# [Exercise brief]
Copy out the part of the listing below that starts with the line containing "toolbar-contacts[interactable]: Contacts bbox=[441, 35, 488, 46]" and ends with the line containing "next-page-icon[interactable]: ▶ bbox=[722, 664, 728, 673]", including both of those lines.

[Spatial layout data]
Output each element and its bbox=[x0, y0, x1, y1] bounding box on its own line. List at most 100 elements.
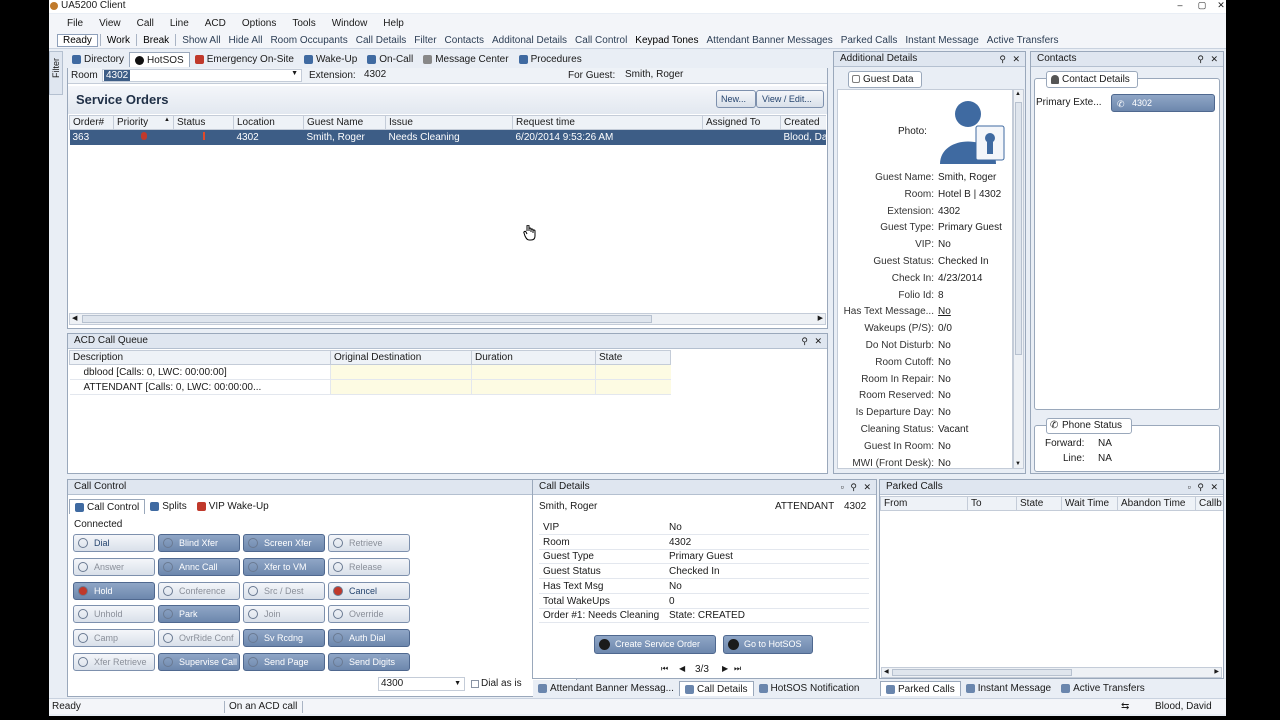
toolbar-contacts[interactable]: Contacts bbox=[441, 35, 488, 46]
view-edit-button[interactable]: View / Edit... bbox=[756, 90, 824, 108]
column-header[interactable]: Guest Name bbox=[303, 115, 386, 130]
chevron-down-icon[interactable]: ▼ bbox=[454, 678, 461, 690]
parked-horizontal-scrollbar[interactable]: ◀ ▶ bbox=[881, 667, 1222, 678]
scroll-left-icon[interactable]: ◀ bbox=[884, 668, 889, 675]
tab-emergency-on-site[interactable]: Emergency On-Site bbox=[190, 52, 299, 67]
next-page-icon[interactable]: ▶ bbox=[722, 664, 728, 673]
column-header[interactable]: State bbox=[1016, 496, 1062, 511]
guest-data-tab[interactable]: Guest Data bbox=[848, 71, 922, 88]
answer-button[interactable]: Answer bbox=[73, 557, 155, 576]
acd-queue-row[interactable]: ATTENDANT [Calls: 0, LWC: 00:00:00... bbox=[69, 379, 671, 395]
join-button[interactable]: Join bbox=[243, 605, 325, 624]
pin-close-icon[interactable]: ⚲ ✕ bbox=[801, 334, 824, 348]
toolbar-room-occupants[interactable]: Room Occupants bbox=[266, 35, 351, 46]
tab-vip-wake-up[interactable]: VIP Wake-Up bbox=[192, 499, 274, 514]
work-button[interactable]: Work bbox=[103, 35, 134, 46]
minimize-icon[interactable]: – bbox=[1171, 0, 1189, 12]
chevron-down-icon[interactable]: ▼ bbox=[291, 70, 298, 77]
for-guest-field[interactable]: Smith, Roger bbox=[623, 69, 825, 82]
filter-sidebar[interactable]: Filter bbox=[49, 51, 63, 95]
camp-button[interactable]: Camp bbox=[73, 629, 155, 648]
primary-extension-button[interactable]: ✆ 4302 bbox=[1111, 94, 1215, 112]
create-service-order-button[interactable]: Create Service Order bbox=[594, 635, 716, 654]
guest-data-scrollbar[interactable]: ▲ ▼ bbox=[1013, 89, 1024, 469]
column-header[interactable]: Status bbox=[173, 115, 234, 130]
unhold-button[interactable]: Unhold bbox=[73, 605, 155, 624]
release-button[interactable]: Release bbox=[328, 557, 410, 576]
tab-active-transfers[interactable]: Active Transfers bbox=[1056, 681, 1150, 696]
toolbar-keypad-tones[interactable]: Keypad Tones bbox=[631, 35, 702, 46]
dial-as-is-checkbox[interactable] bbox=[471, 680, 479, 688]
first-page-icon[interactable]: ⏮ bbox=[661, 664, 668, 674]
window-pin-close-icon[interactable]: ▫ ⚲ ✕ bbox=[1188, 480, 1220, 494]
menu-acd[interactable]: ACD bbox=[197, 18, 234, 29]
supervise-call-button[interactable]: Supervise Call bbox=[158, 653, 240, 671]
menu-tools[interactable]: Tools bbox=[284, 18, 323, 29]
toolbar-active-transfers[interactable]: Active Transfers bbox=[983, 35, 1063, 46]
prev-page-icon[interactable]: ◀ bbox=[679, 664, 685, 673]
conference-button[interactable]: Conference bbox=[158, 581, 240, 600]
toolbar-call-control[interactable]: Call Control bbox=[571, 35, 631, 46]
table-row[interactable]: 363 4302 Smith, Roger Needs Cleaning 6/20/20… bbox=[69, 129, 826, 145]
column-header[interactable]: Issue bbox=[385, 115, 513, 130]
tab-call-details[interactable]: Call Details bbox=[678, 681, 754, 696]
hold-button[interactable]: Hold bbox=[73, 581, 155, 600]
toolbar-parked-calls[interactable]: Parked Calls bbox=[837, 35, 902, 46]
toolbar-call-details[interactable]: Call Details bbox=[352, 35, 411, 46]
contact-details-tab[interactable]: Contact Details bbox=[1046, 71, 1138, 88]
menu-file[interactable]: File bbox=[59, 18, 91, 29]
orders-horizontal-scrollbar[interactable]: ◀ ▶ bbox=[69, 313, 826, 325]
column-header[interactable]: Location bbox=[233, 115, 304, 130]
column-header[interactable]: Wait Time bbox=[1061, 496, 1118, 511]
sv-rcdng-button[interactable]: Sv Rcdng bbox=[243, 629, 325, 648]
pin-close-icon[interactable]: ⚲ ✕ bbox=[999, 52, 1022, 66]
extension-field[interactable]: 4302 bbox=[362, 69, 562, 82]
tab-hotsos-notification[interactable]: HotSOS Notification bbox=[754, 681, 865, 696]
tab-call-control[interactable]: Call Control bbox=[69, 499, 146, 514]
new-order-button[interactable]: New... bbox=[716, 90, 756, 108]
close-icon[interactable]: ✕ bbox=[1212, 0, 1230, 12]
park-button[interactable]: Park bbox=[158, 605, 240, 624]
tab-hotsos[interactable]: HotSOS bbox=[129, 52, 190, 67]
go-to-hotsos-button[interactable]: Go to HotSOS bbox=[723, 635, 813, 654]
scroll-thumb[interactable] bbox=[1015, 102, 1022, 355]
acd-queue-row[interactable]: dblood [Calls: 0, LWC: 00:00:00] bbox=[69, 364, 671, 380]
column-header[interactable]: Created bbox=[780, 115, 826, 130]
dial-button[interactable]: Dial bbox=[73, 534, 155, 552]
annc-call-button[interactable]: Annc Call bbox=[158, 557, 240, 576]
scroll-thumb[interactable] bbox=[82, 315, 652, 323]
toolbar-show-all[interactable]: Show All bbox=[178, 35, 224, 46]
dial-number-select[interactable]: 4300 ▼ bbox=[378, 677, 465, 691]
scroll-right-icon[interactable]: ▶ bbox=[1214, 668, 1219, 675]
column-header[interactable]: To bbox=[967, 496, 1017, 511]
toolbar-filter[interactable]: Filter bbox=[410, 35, 440, 46]
column-header[interactable]: Callb bbox=[1195, 496, 1223, 511]
tab-splits[interactable]: Splits bbox=[145, 499, 191, 514]
maximize-icon[interactable]: ▢ bbox=[1193, 0, 1211, 12]
column-header[interactable]: Order# bbox=[69, 115, 114, 130]
menu-call[interactable]: Call bbox=[129, 18, 162, 29]
column-header[interactable]: Duration bbox=[471, 350, 596, 365]
ready-button[interactable]: Ready bbox=[57, 33, 98, 47]
scroll-right-icon[interactable]: ▶ bbox=[818, 314, 823, 322]
menu-line[interactable]: Line bbox=[162, 18, 197, 29]
tab-parked-calls[interactable]: Parked Calls bbox=[880, 681, 961, 696]
scroll-up-icon[interactable]: ▲ bbox=[1015, 91, 1021, 97]
column-header[interactable]: Abandon Time bbox=[1117, 496, 1196, 511]
tab-attendant-banner-messag[interactable]: Attendant Banner Messag... bbox=[533, 681, 679, 696]
menu-view[interactable]: View bbox=[91, 18, 129, 29]
tab-message-center[interactable]: Message Center bbox=[418, 52, 513, 67]
scroll-down-icon[interactable]: ▼ bbox=[1015, 461, 1021, 467]
screen-xfer-button[interactable]: Screen Xfer bbox=[243, 534, 325, 552]
send-digits-button[interactable]: Send Digits bbox=[328, 653, 410, 671]
tab-directory[interactable]: Directory bbox=[67, 52, 129, 67]
tab-procedures[interactable]: Procedures bbox=[514, 52, 587, 67]
ovrride-conf-button[interactable]: OvrRide Conf bbox=[158, 629, 240, 648]
menu-options[interactable]: Options bbox=[234, 18, 284, 29]
break-button[interactable]: Break bbox=[139, 35, 173, 46]
auth-dial-button[interactable]: Auth Dial bbox=[328, 629, 410, 648]
phone-status-tab[interactable]: ✆ Phone Status bbox=[1046, 418, 1132, 434]
toolbar-instant-message[interactable]: Instant Message bbox=[901, 35, 982, 46]
retrieve-button[interactable]: Retrieve bbox=[328, 534, 410, 552]
scroll-left-icon[interactable]: ◀ bbox=[72, 314, 77, 322]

# [The solution]
toolbar-contacts[interactable]: Contacts bbox=[441, 35, 488, 46]
view-edit-button[interactable]: View / Edit... bbox=[756, 90, 824, 108]
column-header[interactable]: Guest Name bbox=[303, 115, 386, 130]
chevron-down-icon[interactable]: ▼ bbox=[454, 678, 461, 690]
parked-horizontal-scrollbar[interactable]: ◀ ▶ bbox=[881, 667, 1222, 678]
scroll-left-icon[interactable]: ◀ bbox=[884, 668, 889, 675]
tab-emergency-on-site[interactable]: Emergency On-Site bbox=[190, 52, 299, 67]
next-page-icon[interactable]: ▶ bbox=[722, 664, 728, 673]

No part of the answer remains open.